== Directions ==
Restate each entry word for word, leaving nothing out.

== Task material ==
= = = = = = =
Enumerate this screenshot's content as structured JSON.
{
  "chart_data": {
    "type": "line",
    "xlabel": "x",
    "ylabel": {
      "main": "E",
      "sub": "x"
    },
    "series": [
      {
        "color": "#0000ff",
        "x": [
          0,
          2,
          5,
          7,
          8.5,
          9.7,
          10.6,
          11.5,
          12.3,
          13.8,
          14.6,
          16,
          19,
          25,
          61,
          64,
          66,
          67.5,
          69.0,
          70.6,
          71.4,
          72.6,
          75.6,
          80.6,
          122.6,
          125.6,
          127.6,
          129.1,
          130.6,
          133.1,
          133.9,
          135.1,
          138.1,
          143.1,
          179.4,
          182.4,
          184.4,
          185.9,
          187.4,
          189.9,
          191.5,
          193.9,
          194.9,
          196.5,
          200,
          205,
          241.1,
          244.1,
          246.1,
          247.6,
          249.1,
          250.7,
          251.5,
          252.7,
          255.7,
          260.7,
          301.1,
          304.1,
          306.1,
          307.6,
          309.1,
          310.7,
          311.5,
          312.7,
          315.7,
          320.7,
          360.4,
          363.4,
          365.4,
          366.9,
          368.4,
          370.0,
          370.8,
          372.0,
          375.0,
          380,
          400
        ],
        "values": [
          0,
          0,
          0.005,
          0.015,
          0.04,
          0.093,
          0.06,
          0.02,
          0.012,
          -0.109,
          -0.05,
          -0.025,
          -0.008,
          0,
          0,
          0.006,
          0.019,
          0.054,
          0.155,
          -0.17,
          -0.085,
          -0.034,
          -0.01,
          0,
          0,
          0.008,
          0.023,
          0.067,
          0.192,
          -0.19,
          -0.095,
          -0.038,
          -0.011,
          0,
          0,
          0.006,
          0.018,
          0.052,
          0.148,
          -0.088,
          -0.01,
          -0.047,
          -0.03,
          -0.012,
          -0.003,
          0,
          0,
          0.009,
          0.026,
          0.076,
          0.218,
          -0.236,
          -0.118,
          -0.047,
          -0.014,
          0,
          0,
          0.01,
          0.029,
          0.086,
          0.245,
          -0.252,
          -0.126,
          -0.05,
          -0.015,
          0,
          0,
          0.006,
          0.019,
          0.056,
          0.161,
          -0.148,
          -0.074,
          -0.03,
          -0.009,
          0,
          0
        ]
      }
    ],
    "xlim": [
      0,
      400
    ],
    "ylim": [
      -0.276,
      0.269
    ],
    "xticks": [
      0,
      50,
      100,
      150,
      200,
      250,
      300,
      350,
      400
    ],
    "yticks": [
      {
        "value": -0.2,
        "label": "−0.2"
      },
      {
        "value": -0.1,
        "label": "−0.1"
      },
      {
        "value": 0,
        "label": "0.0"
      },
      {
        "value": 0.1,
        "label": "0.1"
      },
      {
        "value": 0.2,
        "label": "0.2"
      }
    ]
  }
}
= = = = = = =
== Solution to this task ==
Enumerate this screenshot's content as structured JSON.
{
  "chart_data": {
    "type": "line",
    "xlabel": "x",
    "ylabel": {
      "main": "E",
      "sub": "x"
    },
    "series": [
      {
        "color": "#0000ff",
        "x": [
          0,
          2,
          5,
          7,
          8.5,
          9.7,
          10.6,
          11.5,
          12.3,
          13.8,
          14.6,
          16,
          19,
          25,
          61,
          64,
          66,
          67.5,
          69.0,
          70.6,
          71.4,
          72.6,
          75.6,
          80.6,
          122.6,
          125.6,
          127.6,
          129.1,
          130.6,
          133.1,
          133.9,
          135.1,
          138.1,
          143.1,
          179.4,
          182.4,
          184.4,
          185.9,
          187.4,
          189.9,
          191.5,
          193.9,
          194.9,
          196.5,
          200,
          205,
          241.1,
          244.1,
          246.1,
          247.6,
          249.1,
          250.7,
          251.5,
          252.7,
          255.7,
          260.7,
          301.1,
          304.1,
          306.1,
          307.6,
          309.1,
          310.7,
          311.5,
          312.7,
          315.7,
          320.7,
          360.4,
          363.4,
          365.4,
          366.9,
          368.4,
          370.0,
          370.8,
          372.0,
          375.0,
          380,
          400
        ],
        "values": [
          0,
          0,
          0.005,
          0.015,
          0.04,
          0.093,
          0.06,
          0.02,
          0.012,
          -0.109,
          -0.05,
          -0.025,
          -0.008,
          0,
          0,
          0.006,
          0.019,
          0.054,
          0.155,
          -0.17,
          -0.085,
          -0.034,
          -0.01,
          0,
          0,
          0.008,
          0.023,
          0.067,
          0.192,
          -0.19,
          -0.095,
          -0.038,
          -0.011,
          0,
          0,
          0.006,
          0.018,
          0.052,
          0.148,
          -0.088,
          -0.01,
          -0.047,
          -0.03,
          -0.012,
          -0.003,
          0,
          0,
          0.009,
          0.026,
          0.076,
          0.218,
          -0.236,
          -0.118,
          -0.047,
          -0.014,
          0,
          0,
          0.01,
          0.029,
          0.086,
          0.245,
          -0.252,
          -0.126,
          -0.05,
          -0.015,
          0,
          0,
          0.006,
          0.019,
          0.056,
          0.161,
          -0.148,
          -0.074,
          -0.03,
          -0.009,
          0,
          0
        ]
      }
    ],
    "xlim": [
      0,
      400
    ],
    "ylim": [
      -0.276,
      0.269
    ],
    "xticks": [
      0,
      50,
      100,
      150,
      200,
      250,
      300,
      350,
      400
    ],
    "yticks": [
      {
        "value": -0.2,
        "label": "−0.2"
      },
      {
        "value": -0.1,
        "label": "−0.1"
      },
      {
        "value": 0,
        "label": "0.0"
      },
      {
        "value": 0.1,
        "label": "0.1"
      },
      {
        "value": 0.2,
        "label": "0.2"
      }
    ]
  }
}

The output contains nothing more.